**Your task**
Show every line where "XX年从事事业单位人事工作的年终总结" occurs.

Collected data
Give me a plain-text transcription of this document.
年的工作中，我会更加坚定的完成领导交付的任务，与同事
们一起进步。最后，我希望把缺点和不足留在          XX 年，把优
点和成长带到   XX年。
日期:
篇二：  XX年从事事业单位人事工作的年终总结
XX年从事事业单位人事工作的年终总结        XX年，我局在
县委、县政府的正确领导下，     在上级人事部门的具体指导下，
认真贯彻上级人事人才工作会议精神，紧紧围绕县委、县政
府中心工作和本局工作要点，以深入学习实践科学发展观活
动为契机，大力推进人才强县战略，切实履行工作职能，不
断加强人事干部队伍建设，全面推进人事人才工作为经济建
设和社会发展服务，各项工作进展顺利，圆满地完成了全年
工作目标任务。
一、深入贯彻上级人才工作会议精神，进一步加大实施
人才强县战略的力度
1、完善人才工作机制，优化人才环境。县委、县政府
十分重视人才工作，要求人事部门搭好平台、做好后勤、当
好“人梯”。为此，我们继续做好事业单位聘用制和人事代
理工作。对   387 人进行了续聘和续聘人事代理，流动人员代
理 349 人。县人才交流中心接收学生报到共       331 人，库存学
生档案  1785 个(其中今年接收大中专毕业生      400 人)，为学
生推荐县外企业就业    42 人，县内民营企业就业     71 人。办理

**Correct answer**
篇二：  XX年从事事业单位人事工作的年终总结
XX年从事事业单位人事工作的年终总结        XX年，我局在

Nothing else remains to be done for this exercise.